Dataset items
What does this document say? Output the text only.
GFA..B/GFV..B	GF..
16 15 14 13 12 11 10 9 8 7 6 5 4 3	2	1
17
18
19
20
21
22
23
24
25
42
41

What is expected: Quote all of the entries verbatim.

Finished answer:
What does this document say? Output the text only.
GFA..B/GFV..B	GF..
16 15 14 13 12 11 10 9 8 7 6 5 4 3	2	1
17
18
19
20
21
22
23
24
25
42
41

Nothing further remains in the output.